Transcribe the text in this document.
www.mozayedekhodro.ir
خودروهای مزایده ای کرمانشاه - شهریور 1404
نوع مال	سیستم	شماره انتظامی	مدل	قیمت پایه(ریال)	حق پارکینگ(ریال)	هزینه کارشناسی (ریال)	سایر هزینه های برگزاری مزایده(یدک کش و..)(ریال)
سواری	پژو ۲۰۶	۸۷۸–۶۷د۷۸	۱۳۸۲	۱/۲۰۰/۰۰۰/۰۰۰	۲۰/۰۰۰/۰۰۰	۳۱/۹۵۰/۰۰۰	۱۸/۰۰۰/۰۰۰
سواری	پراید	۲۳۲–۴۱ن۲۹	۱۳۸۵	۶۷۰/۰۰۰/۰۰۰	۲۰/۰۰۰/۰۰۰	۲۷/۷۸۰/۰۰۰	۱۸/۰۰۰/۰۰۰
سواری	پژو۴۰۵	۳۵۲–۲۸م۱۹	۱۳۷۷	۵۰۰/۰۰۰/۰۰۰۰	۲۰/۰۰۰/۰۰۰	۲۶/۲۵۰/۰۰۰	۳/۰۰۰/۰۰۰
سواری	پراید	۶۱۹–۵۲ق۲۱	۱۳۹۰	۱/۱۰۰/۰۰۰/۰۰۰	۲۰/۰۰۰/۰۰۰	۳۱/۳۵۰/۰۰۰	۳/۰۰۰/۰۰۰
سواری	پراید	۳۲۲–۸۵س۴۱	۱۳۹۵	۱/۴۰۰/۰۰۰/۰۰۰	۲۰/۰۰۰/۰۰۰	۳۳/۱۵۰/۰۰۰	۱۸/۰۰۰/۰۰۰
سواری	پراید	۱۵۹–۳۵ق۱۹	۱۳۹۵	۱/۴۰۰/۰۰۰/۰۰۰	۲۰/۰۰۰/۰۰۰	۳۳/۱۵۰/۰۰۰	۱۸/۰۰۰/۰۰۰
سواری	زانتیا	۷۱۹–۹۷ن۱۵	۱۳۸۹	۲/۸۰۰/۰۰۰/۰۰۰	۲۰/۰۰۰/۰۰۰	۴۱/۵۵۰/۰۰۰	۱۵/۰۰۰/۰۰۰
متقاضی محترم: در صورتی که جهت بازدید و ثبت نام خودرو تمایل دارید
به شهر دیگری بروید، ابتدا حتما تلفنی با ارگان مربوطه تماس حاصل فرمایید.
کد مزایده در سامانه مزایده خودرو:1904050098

◆ ◆ ◆ ◆ ◆

* **Problem requirements**: From the data above, gather every line that includes the word "مزایده".

* **Solution for this exercise**:
خودروهای مزایده ای کرمانشاه - شهریور 1404
نوع مال	سیستم	شماره انتظامی	مدل	قیمت پایه(ریال)	حق پارکینگ(ریال)	هزینه کارشناسی (ریال)	سایر هزینه های برگزاری مزایده(یدک کش و..)(ریال)
کد مزایده در سامانه مزایده خودرو:1904050098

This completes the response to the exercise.